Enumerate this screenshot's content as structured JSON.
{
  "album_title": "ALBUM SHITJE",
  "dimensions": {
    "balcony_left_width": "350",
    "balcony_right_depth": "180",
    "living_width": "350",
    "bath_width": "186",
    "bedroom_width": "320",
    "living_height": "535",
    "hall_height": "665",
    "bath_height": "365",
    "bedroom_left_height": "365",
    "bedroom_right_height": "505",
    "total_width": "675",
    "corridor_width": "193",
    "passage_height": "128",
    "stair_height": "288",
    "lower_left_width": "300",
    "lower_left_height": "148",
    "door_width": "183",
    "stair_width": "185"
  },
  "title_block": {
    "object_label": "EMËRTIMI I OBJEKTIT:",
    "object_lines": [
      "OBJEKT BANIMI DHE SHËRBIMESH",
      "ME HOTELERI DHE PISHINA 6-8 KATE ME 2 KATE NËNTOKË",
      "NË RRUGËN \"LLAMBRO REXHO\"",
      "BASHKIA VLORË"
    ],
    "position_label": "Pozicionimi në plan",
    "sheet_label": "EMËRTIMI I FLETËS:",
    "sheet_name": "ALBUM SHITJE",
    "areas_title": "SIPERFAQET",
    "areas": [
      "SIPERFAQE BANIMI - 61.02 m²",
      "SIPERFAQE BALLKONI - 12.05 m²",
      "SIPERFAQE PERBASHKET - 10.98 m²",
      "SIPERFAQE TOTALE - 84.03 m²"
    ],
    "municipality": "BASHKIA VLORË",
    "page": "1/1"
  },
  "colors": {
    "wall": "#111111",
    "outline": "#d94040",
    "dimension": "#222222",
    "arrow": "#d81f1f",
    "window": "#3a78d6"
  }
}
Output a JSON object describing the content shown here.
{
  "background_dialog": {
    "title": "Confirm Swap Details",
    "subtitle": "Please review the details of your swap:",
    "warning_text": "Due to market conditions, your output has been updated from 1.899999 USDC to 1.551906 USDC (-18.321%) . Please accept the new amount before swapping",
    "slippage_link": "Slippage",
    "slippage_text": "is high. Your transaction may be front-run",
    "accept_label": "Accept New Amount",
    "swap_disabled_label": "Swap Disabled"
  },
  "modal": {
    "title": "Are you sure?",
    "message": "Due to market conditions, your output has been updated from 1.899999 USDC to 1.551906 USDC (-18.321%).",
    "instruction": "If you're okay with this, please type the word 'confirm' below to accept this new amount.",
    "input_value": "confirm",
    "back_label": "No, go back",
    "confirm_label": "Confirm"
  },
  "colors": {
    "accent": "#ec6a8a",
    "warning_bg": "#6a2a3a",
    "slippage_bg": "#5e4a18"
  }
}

********************

### WHAT TO WORK ON
Copy out the full listing exactly.

### RESULT BELOW
Enumerate this screenshot's content as structured JSON.
{
  "album_title": "ALBUM SHITJE",
  "dimensions": {
    "balcony_left_width": "350",
    "balcony_right_depth": "180",
    "living_width": "350",
    "bath_width": "186",
    "bedroom_width": "320",
    "living_height": "535",
    "hall_height": "665",
    "bath_height": "365",
    "bedroom_left_height": "365",
    "bedroom_right_height": "505",
    "total_width": "675",
    "corridor_width": "193",
    "passage_height": "128",
    "stair_height": "288",
    "lower_left_width": "300",
    "lower_left_height": "148",
    "door_width": "183",
    "stair_width": "185"
  },
  "title_block": {
    "object_label": "EMËRTIMI I OBJEKTIT:",
    "object_lines": [
      "OBJEKT BANIMI DHE SHËRBIMESH",
      "ME HOTELERI DHE PISHINA 6-8 KATE ME 2 KATE NËNTOKË",
      "NË RRUGËN \"LLAMBRO REXHO\"",
      "BASHKIA VLORË"
    ],
    "position_label": "Pozicionimi në plan",
    "sheet_label": "EMËRTIMI I FLETËS:",
    "sheet_name": "ALBUM SHITJE",
    "areas_title": "SIPERFAQET",
    "areas": [
      "SIPERFAQE BANIMI - 61.02 m²",
      "SIPERFAQE BALLKONI - 12.05 m²",
      "SIPERFAQE PERBASHKET - 10.98 m²",
      "SIPERFAQE TOTALE - 84.03 m²"
    ],
    "municipality": "BASHKIA VLORË",
    "page": "1/1"
  },
  "colors": {
    "wall": "#111111",
    "outline": "#d94040",
    "dimension": "#222222",
    "arrow": "#d81f1f",
    "window": "#3a78d6"
  }
}
Output a JSON object describing the content shown here.
{
  "background_dialog": {
    "title": "Confirm Swap Details",
    "subtitle": "Please review the details of your swap:",
    "warning_text": "Due to market conditions, your output has been updated from 1.899999 USDC to 1.551906 USDC (-18.321%) . Please accept the new amount before swapping",
    "slippage_link": "Slippage",
    "slippage_text": "is high. Your transaction may be front-run",
    "accept_label": "Accept New Amount",
    "swap_disabled_label": "Swap Disabled"
  },
  "modal": {
    "title": "Are you sure?",
    "message": "Due to market conditions, your output has been updated from 1.899999 USDC to 1.551906 USDC (-18.321%).",
    "instruction": "If you're okay with this, please type the word 'confirm' below to accept this new amount.",
    "input_value": "confirm",
    "back_label": "No, go back",
    "confirm_label": "Confirm"
  },
  "colors": {
    "accent": "#ec6a8a",
    "warning_bg": "#6a2a3a",
    "slippage_bg": "#5e4a18"
  }
}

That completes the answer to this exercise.